- [DATA FOR PROCESSING]:
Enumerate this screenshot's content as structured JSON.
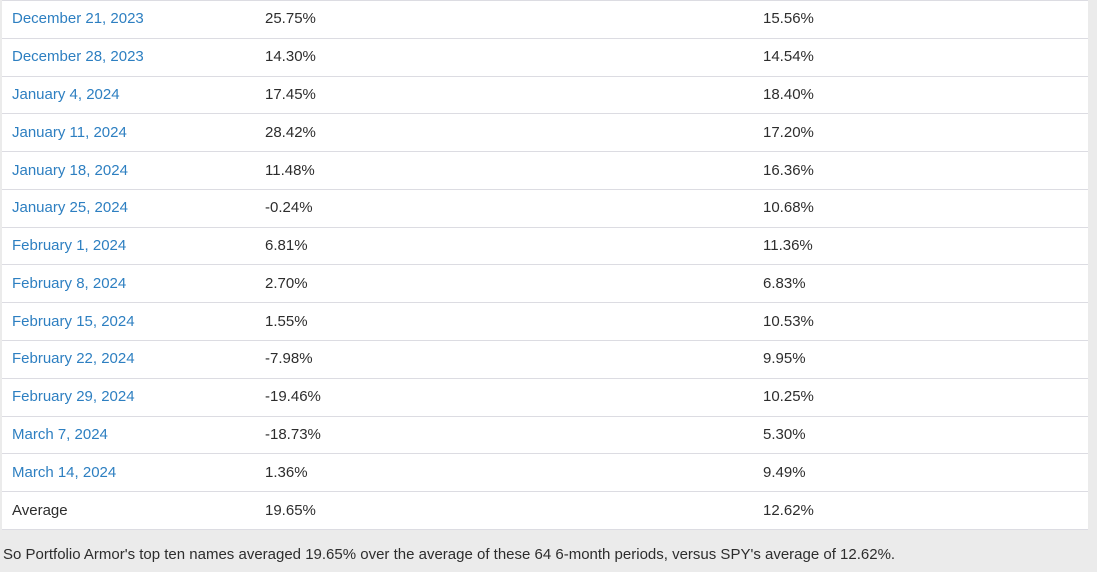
{
  "page": {
    "background_color": "#ebebeb",
    "link_color": "#2d7fc1",
    "text_color": "#2d2d2d",
    "border_color": "#dcdce2"
  },
  "table": {
    "rows": [
      {
        "date": "December 21, 2023",
        "top_ten_return": "25.75%",
        "spy_return": "15.56%"
      },
      {
        "date": "December 28, 2023",
        "top_ten_return": "14.30%",
        "spy_return": "14.54%"
      },
      {
        "date": "January 4, 2024",
        "top_ten_return": "17.45%",
        "spy_return": "18.40%"
      },
      {
        "date": "January 11, 2024",
        "top_ten_return": "28.42%",
        "spy_return": "17.20%"
      },
      {
        "date": "January 18, 2024",
        "top_ten_return": "11.48%",
        "spy_return": "16.36%"
      },
      {
        "date": "January 25, 2024",
        "top_ten_return": "-0.24%",
        "spy_return": "10.68%"
      },
      {
        "date": "February 1, 2024",
        "top_ten_return": "6.81%",
        "spy_return": "11.36%"
      },
      {
        "date": "February 8, 2024",
        "top_ten_return": "2.70%",
        "spy_return": "6.83%"
      },
      {
        "date": "February 15, 2024",
        "top_ten_return": "1.55%",
        "spy_return": "10.53%"
      },
      {
        "date": "February 22, 2024",
        "top_ten_return": "-7.98%",
        "spy_return": "9.95%"
      },
      {
        "date": "February 29, 2024",
        "top_ten_return": "-19.46%",
        "spy_return": "10.25%"
      },
      {
        "date": "March 7, 2024",
        "top_ten_return": "-18.73%",
        "spy_return": "5.30%"
      },
      {
        "date": "March 14, 2024",
        "top_ten_return": "1.36%",
        "spy_return": "9.49%"
      }
    ],
    "average_row": {
      "label": "Average",
      "top_ten_return": "19.65%",
      "spy_return": "12.62%"
    }
  },
  "footer": {
    "text": "So Portfolio Armor's top ten names averaged 19.65% over the average of these 64 6-month periods, versus SPY's average of 12.62%."
  }
}
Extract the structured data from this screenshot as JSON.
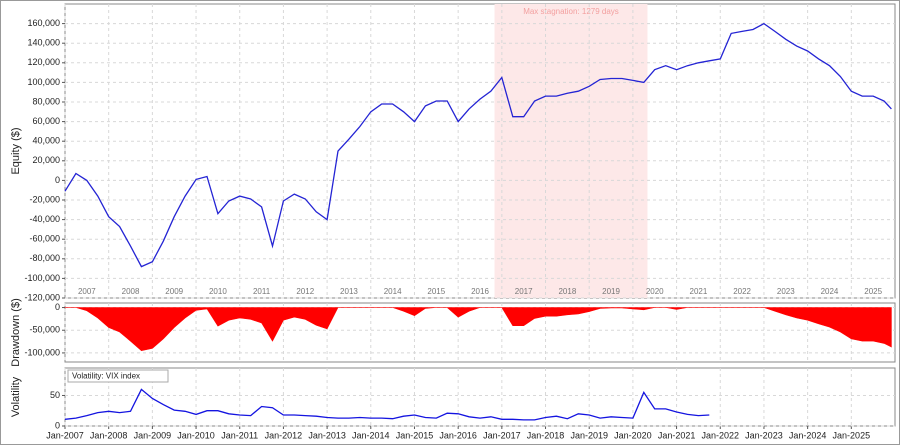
{
  "chart_data": [
    {
      "type": "line",
      "y_label": "Equity ($)",
      "xlim": [
        "2007-01",
        "2026-01"
      ],
      "xticks": [
        "2007",
        "2008",
        "2009",
        "2010",
        "2011",
        "2012",
        "2013",
        "2014",
        "2015",
        "2016",
        "2017",
        "2018",
        "2019",
        "2020",
        "2021",
        "2022",
        "2023",
        "2024",
        "2025"
      ],
      "ylim": [
        -120000,
        180000
      ],
      "yticks": [
        {
          "value": 160000,
          "label": "160,000"
        },
        {
          "value": 140000,
          "label": "140,000"
        },
        {
          "value": 120000,
          "label": "120,000"
        },
        {
          "value": 100000,
          "label": "100,000"
        },
        {
          "value": 80000,
          "label": "80,000"
        },
        {
          "value": 60000,
          "label": "60,000"
        },
        {
          "value": 40000,
          "label": "40,000"
        },
        {
          "value": 20000,
          "label": "20,000"
        },
        0,
        {
          "value": -20000,
          "label": "-20,000"
        },
        {
          "value": -40000,
          "label": "-40,000"
        },
        {
          "value": -60000,
          "label": "-60,000"
        },
        {
          "value": -80000,
          "label": "-80,000"
        },
        {
          "value": -100000,
          "label": "-100,000"
        },
        {
          "value": -120000,
          "label": "-120,000"
        }
      ],
      "grid": true,
      "shade": {
        "text": "Max stagnation: 1279 days",
        "x": [
          "2016-11",
          "2020-05"
        ],
        "color": "#fde8e8"
      },
      "x": [
        "2007-01",
        "2007-04",
        "2007-07",
        "2007-10",
        "2008-01",
        "2008-04",
        "2008-07",
        "2008-10",
        "2009-01",
        "2009-04",
        "2009-07",
        "2009-10",
        "2010-01",
        "2010-04",
        "2010-07",
        "2010-10",
        "2011-01",
        "2011-04",
        "2011-07",
        "2011-10",
        "2012-01",
        "2012-04",
        "2012-07",
        "2012-10",
        "2013-01",
        "2013-04",
        "2013-07",
        "2013-10",
        "2014-01",
        "2014-04",
        "2014-07",
        "2014-10",
        "2015-01",
        "2015-04",
        "2015-07",
        "2015-10",
        "2016-01",
        "2016-04",
        "2016-07",
        "2016-10",
        "2017-01",
        "2017-04",
        "2017-07",
        "2017-10",
        "2018-01",
        "2018-04",
        "2018-07",
        "2018-10",
        "2019-01",
        "2019-04",
        "2019-07",
        "2019-10",
        "2020-01",
        "2020-04",
        "2020-07",
        "2020-10",
        "2021-01",
        "2021-04",
        "2021-07",
        "2021-10",
        "2022-01",
        "2022-04",
        "2022-07",
        "2022-10",
        "2023-01",
        "2023-04",
        "2023-07",
        "2023-10",
        "2024-01",
        "2024-04",
        "2024-07",
        "2024-10",
        "2025-01",
        "2025-04",
        "2025-07",
        "2025-10",
        "2025-12"
      ],
      "series": [
        {
          "color": "#2424d4",
          "values": [
            -11000,
            7000,
            0,
            -16000,
            -37000,
            -47000,
            -67000,
            -88000,
            -83000,
            -62000,
            -37000,
            -16000,
            1000,
            4000,
            -34000,
            -21000,
            -16000,
            -19000,
            -27000,
            -67000,
            -21000,
            -14000,
            -19000,
            -32000,
            -40000,
            30000,
            42000,
            55000,
            70000,
            78000,
            78000,
            70000,
            60000,
            76000,
            81000,
            81000,
            60000,
            73000,
            83000,
            91000,
            105000,
            65000,
            65000,
            81000,
            86000,
            86000,
            89000,
            91000,
            96000,
            103000,
            104000,
            104000,
            102000,
            100000,
            113000,
            117000,
            113000,
            117000,
            120000,
            122000,
            124000,
            150000,
            152000,
            154000,
            160000,
            152000,
            144000,
            137000,
            132000,
            124000,
            117000,
            106000,
            91000,
            86000,
            86000,
            81000,
            73000
          ]
        }
      ]
    },
    {
      "type": "area",
      "y_label": "Drawdown ($)",
      "xlim": [
        "2007-01",
        "2026-01"
      ],
      "ylim": [
        -120000,
        10000
      ],
      "yticks": [
        0,
        {
          "value": -50000,
          "label": "-50,000"
        },
        {
          "value": -100000,
          "label": "-100,000"
        }
      ],
      "grid": true,
      "x": [
        "2007-01",
        "2007-04",
        "2007-07",
        "2007-10",
        "2008-01",
        "2008-04",
        "2008-07",
        "2008-10",
        "2009-01",
        "2009-04",
        "2009-07",
        "2009-10",
        "2010-01",
        "2010-04",
        "2010-07",
        "2010-10",
        "2011-01",
        "2011-04",
        "2011-07",
        "2011-10",
        "2012-01",
        "2012-04",
        "2012-07",
        "2012-10",
        "2013-01",
        "2013-04",
        "2013-07",
        "2013-10",
        "2014-01",
        "2014-04",
        "2014-07",
        "2014-10",
        "2015-01",
        "2015-04",
        "2015-07",
        "2015-10",
        "2016-01",
        "2016-04",
        "2016-07",
        "2016-10",
        "2017-01",
        "2017-04",
        "2017-07",
        "2017-10",
        "2018-01",
        "2018-04",
        "2018-07",
        "2018-10",
        "2019-01",
        "2019-04",
        "2019-07",
        "2019-10",
        "2020-01",
        "2020-04",
        "2020-07",
        "2020-10",
        "2021-01",
        "2021-04",
        "2021-07",
        "2021-10",
        "2022-01",
        "2022-04",
        "2022-07",
        "2022-10",
        "2023-01",
        "2023-04",
        "2023-07",
        "2023-10",
        "2024-01",
        "2024-04",
        "2024-07",
        "2024-10",
        "2025-01",
        "2025-04",
        "2025-07",
        "2025-10",
        "2025-12"
      ],
      "series": [
        {
          "color": "#ff0000",
          "values": [
            0,
            0,
            -7000,
            -23000,
            -44000,
            -54000,
            -74000,
            -95000,
            -90000,
            -69000,
            -44000,
            -23000,
            -6000,
            -3000,
            -41000,
            -28000,
            -23000,
            -26000,
            -34000,
            -74000,
            -28000,
            -21000,
            -26000,
            -39000,
            -47000,
            0,
            0,
            0,
            0,
            0,
            0,
            -8000,
            -18000,
            -2000,
            0,
            0,
            -21000,
            -8000,
            0,
            0,
            0,
            -40000,
            -40000,
            -24000,
            -19000,
            -19000,
            -16000,
            -14000,
            -9000,
            -2000,
            -1000,
            -1000,
            -3000,
            -5000,
            0,
            0,
            -4000,
            0,
            0,
            0,
            0,
            0,
            0,
            0,
            0,
            -8000,
            -16000,
            -23000,
            -28000,
            -36000,
            -43000,
            -54000,
            -69000,
            -74000,
            -74000,
            -79000,
            -87000
          ]
        }
      ]
    },
    {
      "type": "line",
      "y_label": "Volatility",
      "xlim": [
        "2007-01",
        "2026-01"
      ],
      "xticks": [
        {
          "value": "2007-01",
          "label": "Jan-2007"
        },
        {
          "value": "2008-01",
          "label": "Jan-2008"
        },
        {
          "value": "2009-01",
          "label": "Jan-2009"
        },
        {
          "value": "2010-01",
          "label": "Jan-2010"
        },
        {
          "value": "2011-01",
          "label": "Jan-2011"
        },
        {
          "value": "2012-01",
          "label": "Jan-2012"
        },
        {
          "value": "2013-01",
          "label": "Jan-2013"
        },
        {
          "value": "2014-01",
          "label": "Jan-2014"
        },
        {
          "value": "2015-01",
          "label": "Jan-2015"
        },
        {
          "value": "2016-01",
          "label": "Jan-2016"
        },
        {
          "value": "2017-01",
          "label": "Jan-2017"
        },
        {
          "value": "2018-01",
          "label": "Jan-2018"
        },
        {
          "value": "2019-01",
          "label": "Jan-2019"
        },
        {
          "value": "2020-01",
          "label": "Jan-2020"
        },
        {
          "value": "2021-01",
          "label": "Jan-2021"
        },
        {
          "value": "2022-01",
          "label": "Jan-2022"
        },
        {
          "value": "2023-01",
          "label": "Jan-2023"
        },
        {
          "value": "2024-01",
          "label": "Jan-2024"
        },
        {
          "value": "2025-01",
          "label": "Jan-2025"
        }
      ],
      "ylim": [
        0,
        95
      ],
      "yticks": [
        0,
        50
      ],
      "grid": true,
      "x": [
        "2007-01",
        "2007-04",
        "2007-07",
        "2007-10",
        "2008-01",
        "2008-04",
        "2008-07",
        "2008-10",
        "2009-01",
        "2009-04",
        "2009-07",
        "2009-10",
        "2010-01",
        "2010-04",
        "2010-07",
        "2010-10",
        "2011-01",
        "2011-04",
        "2011-07",
        "2011-10",
        "2012-01",
        "2012-04",
        "2012-07",
        "2012-10",
        "2013-01",
        "2013-04",
        "2013-07",
        "2013-10",
        "2014-01",
        "2014-04",
        "2014-07",
        "2014-10",
        "2015-01",
        "2015-04",
        "2015-07",
        "2015-10",
        "2016-01",
        "2016-04",
        "2016-07",
        "2016-10",
        "2017-01",
        "2017-04",
        "2017-07",
        "2017-10",
        "2018-01",
        "2018-04",
        "2018-07",
        "2018-10",
        "2019-01",
        "2019-04",
        "2019-07",
        "2019-10",
        "2020-01",
        "2020-04",
        "2020-07",
        "2020-10",
        "2021-01",
        "2021-04",
        "2021-07",
        "2021-10"
      ],
      "series": [
        {
          "name": "Volatility: VIX index",
          "color": "#1414e0",
          "values": [
            11,
            13,
            17,
            22,
            24,
            22,
            24,
            60,
            45,
            35,
            26,
            24,
            19,
            25,
            25,
            20,
            18,
            17,
            32,
            30,
            18,
            18,
            17,
            16,
            14,
            13,
            13,
            14,
            13,
            13,
            12,
            16,
            18,
            14,
            13,
            21,
            20,
            15,
            13,
            15,
            11,
            11,
            10,
            10,
            14,
            16,
            12,
            20,
            18,
            13,
            15,
            14,
            13,
            55,
            28,
            28,
            23,
            19,
            17,
            18
          ]
        }
      ]
    }
  ]
}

- [WHAT THIS TASK INVOLVES]:
Copy every line above that includes the string "structured".

- [TASK SOLUTION]:
Enumerate this screenshot's content as structured JSON.
Extract the structured data from this screenshot as JSON.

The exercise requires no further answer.